_The input_
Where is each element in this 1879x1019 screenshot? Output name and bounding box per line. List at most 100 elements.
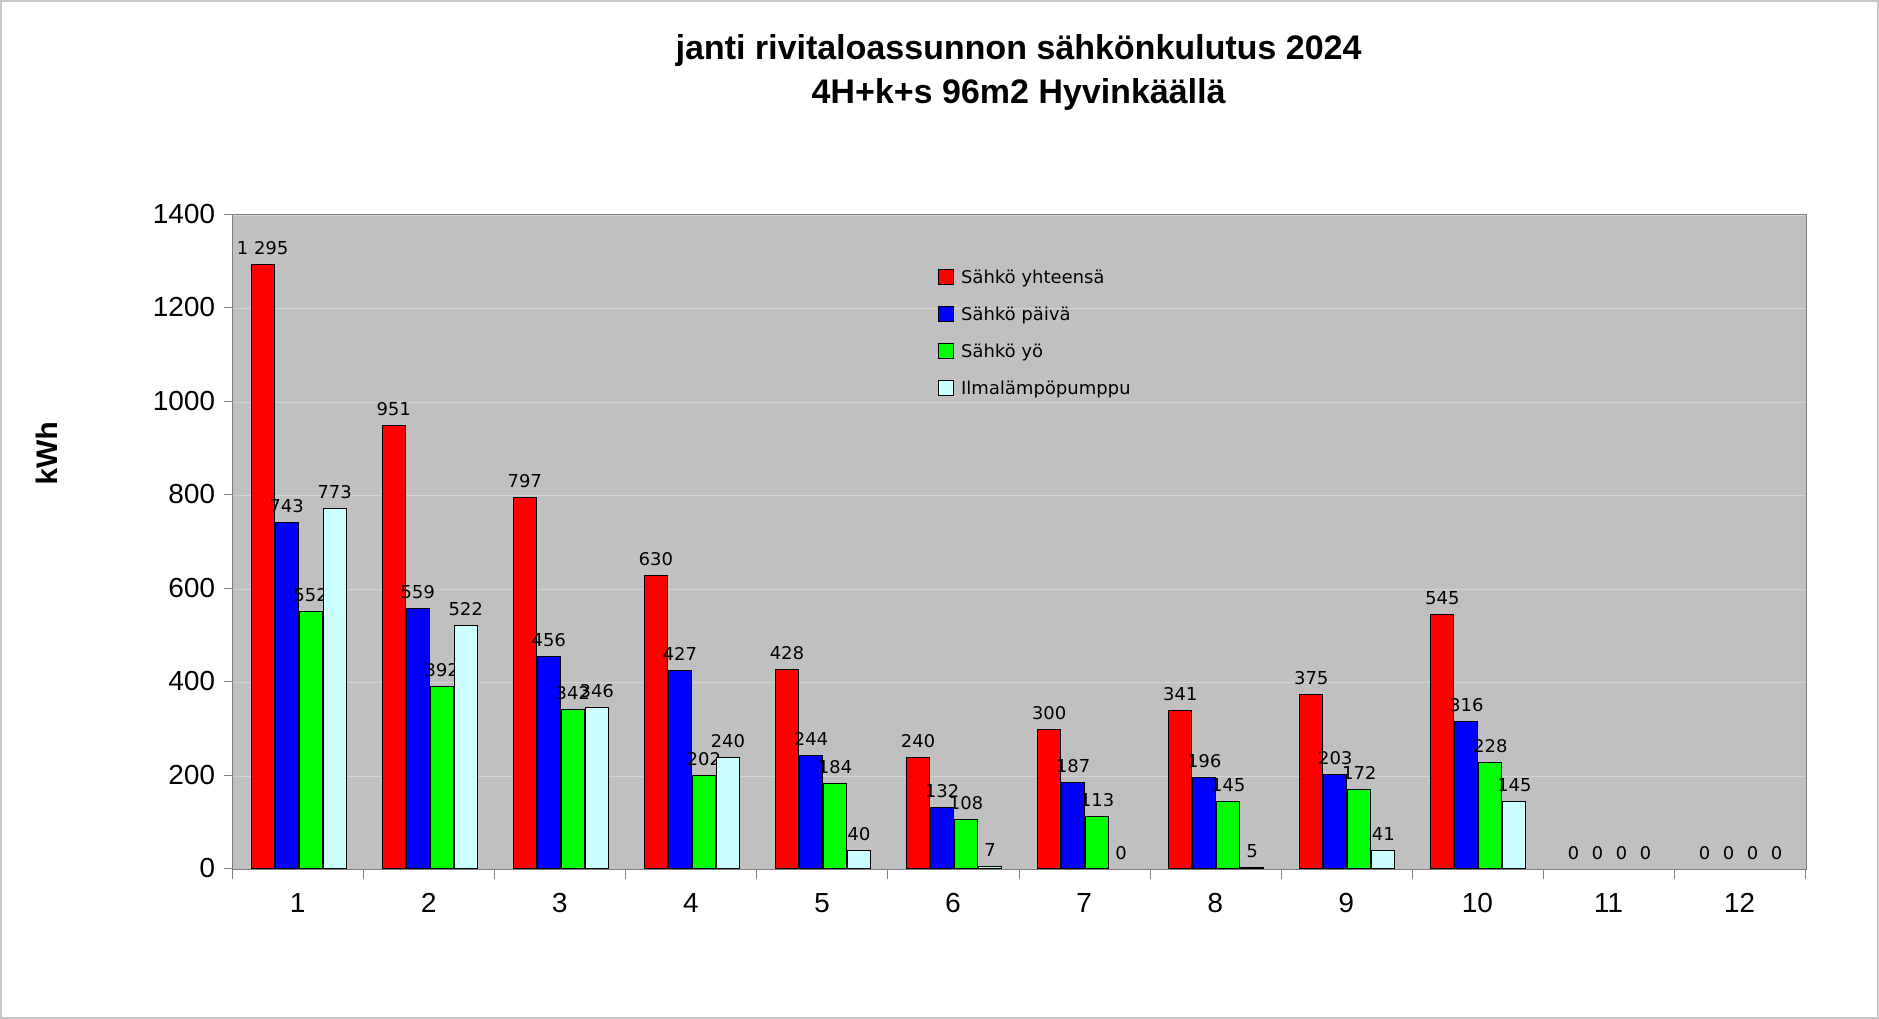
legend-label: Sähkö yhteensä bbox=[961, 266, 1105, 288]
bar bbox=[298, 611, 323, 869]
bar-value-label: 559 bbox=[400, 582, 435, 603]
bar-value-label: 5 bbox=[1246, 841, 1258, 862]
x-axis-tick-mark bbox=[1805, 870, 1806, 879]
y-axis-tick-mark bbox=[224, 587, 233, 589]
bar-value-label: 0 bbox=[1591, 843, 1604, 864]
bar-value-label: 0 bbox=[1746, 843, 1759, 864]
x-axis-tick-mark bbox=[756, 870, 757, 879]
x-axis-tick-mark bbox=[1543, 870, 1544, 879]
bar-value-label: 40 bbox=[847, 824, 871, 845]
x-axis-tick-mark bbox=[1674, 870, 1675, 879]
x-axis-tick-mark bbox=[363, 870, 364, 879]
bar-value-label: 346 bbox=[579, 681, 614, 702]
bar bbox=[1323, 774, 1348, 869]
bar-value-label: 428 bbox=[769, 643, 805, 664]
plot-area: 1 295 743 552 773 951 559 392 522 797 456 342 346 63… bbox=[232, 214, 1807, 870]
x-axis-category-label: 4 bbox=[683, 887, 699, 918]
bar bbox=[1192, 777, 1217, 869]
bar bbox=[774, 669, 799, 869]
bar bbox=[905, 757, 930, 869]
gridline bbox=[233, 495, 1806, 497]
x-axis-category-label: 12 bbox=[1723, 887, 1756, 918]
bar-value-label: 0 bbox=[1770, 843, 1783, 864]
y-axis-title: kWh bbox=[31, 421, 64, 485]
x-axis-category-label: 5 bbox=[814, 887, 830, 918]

_Description of the task_
Pull out each line above that contains the string "axis", copying each one in full.

_Answer to the exercise_
x-axis-tick-mark bbox=[1805, 870, 1806, 879]
y-axis-tick-mark bbox=[224, 587, 233, 589]
x-axis-tick-mark bbox=[756, 870, 757, 879]
x-axis-tick-mark bbox=[1543, 870, 1544, 879]
x-axis-tick-mark bbox=[1674, 870, 1675, 879]
x-axis-tick-mark bbox=[363, 870, 364, 879]
x-axis-category-label: 4 bbox=[683, 887, 699, 918]
x-axis-category-label: 12 bbox=[1723, 887, 1756, 918]
y-axis-title: kWh bbox=[31, 421, 64, 485]
x-axis-category-label: 5 bbox=[814, 887, 830, 918]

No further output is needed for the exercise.